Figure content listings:
※
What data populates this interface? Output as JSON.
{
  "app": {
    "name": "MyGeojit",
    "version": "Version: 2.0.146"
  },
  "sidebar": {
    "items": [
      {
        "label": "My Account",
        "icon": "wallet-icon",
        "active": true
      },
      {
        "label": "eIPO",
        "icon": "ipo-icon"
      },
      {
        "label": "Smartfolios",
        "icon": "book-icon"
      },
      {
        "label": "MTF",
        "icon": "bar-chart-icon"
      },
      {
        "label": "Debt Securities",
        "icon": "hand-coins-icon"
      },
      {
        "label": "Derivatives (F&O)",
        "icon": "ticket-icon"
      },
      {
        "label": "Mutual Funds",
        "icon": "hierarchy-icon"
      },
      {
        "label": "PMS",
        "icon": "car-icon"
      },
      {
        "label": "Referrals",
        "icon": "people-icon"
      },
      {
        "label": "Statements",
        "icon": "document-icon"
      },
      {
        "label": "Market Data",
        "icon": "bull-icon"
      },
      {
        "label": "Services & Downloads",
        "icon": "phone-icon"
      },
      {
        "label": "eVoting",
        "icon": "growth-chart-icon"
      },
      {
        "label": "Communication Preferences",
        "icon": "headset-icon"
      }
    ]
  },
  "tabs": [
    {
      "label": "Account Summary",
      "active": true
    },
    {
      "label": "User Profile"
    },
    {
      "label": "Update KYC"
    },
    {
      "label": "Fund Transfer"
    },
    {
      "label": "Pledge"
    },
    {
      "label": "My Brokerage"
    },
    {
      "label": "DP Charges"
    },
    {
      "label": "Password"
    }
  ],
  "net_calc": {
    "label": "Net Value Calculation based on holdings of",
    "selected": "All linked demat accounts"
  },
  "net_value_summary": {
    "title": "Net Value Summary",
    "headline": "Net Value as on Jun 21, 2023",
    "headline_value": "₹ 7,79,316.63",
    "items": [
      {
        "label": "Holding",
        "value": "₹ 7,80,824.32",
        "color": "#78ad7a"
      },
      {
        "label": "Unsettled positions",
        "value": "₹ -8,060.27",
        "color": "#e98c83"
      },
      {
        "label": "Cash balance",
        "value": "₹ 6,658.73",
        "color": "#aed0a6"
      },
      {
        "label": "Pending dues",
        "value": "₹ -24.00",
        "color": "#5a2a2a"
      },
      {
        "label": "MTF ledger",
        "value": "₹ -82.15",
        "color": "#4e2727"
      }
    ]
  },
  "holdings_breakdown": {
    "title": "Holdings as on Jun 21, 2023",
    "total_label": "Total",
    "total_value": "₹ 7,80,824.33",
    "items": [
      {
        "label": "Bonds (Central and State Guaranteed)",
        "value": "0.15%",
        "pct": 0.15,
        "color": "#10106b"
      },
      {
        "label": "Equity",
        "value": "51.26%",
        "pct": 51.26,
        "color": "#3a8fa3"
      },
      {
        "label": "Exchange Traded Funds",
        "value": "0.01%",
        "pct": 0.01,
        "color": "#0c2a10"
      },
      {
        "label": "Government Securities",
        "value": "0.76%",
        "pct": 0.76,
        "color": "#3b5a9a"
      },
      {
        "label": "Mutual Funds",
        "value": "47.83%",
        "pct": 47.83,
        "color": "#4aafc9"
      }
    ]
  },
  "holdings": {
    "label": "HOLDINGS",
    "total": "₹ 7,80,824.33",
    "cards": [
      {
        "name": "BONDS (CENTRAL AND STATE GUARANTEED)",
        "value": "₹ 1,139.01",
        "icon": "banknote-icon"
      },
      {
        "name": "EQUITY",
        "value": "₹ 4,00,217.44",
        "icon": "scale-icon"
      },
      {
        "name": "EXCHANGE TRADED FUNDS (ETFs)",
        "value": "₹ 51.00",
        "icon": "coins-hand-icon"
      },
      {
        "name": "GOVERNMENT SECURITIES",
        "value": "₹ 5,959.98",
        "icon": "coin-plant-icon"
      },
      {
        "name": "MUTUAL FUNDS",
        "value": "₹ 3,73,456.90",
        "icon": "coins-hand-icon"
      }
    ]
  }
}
※
> [REQUIREMENT]
Go through the records above, find every line with the word "title", and list those lines.

> [SOLVED EXERCISE]
    "title": "Net Value Summary",
    "title": "Holdings as on Jun 21, 2023",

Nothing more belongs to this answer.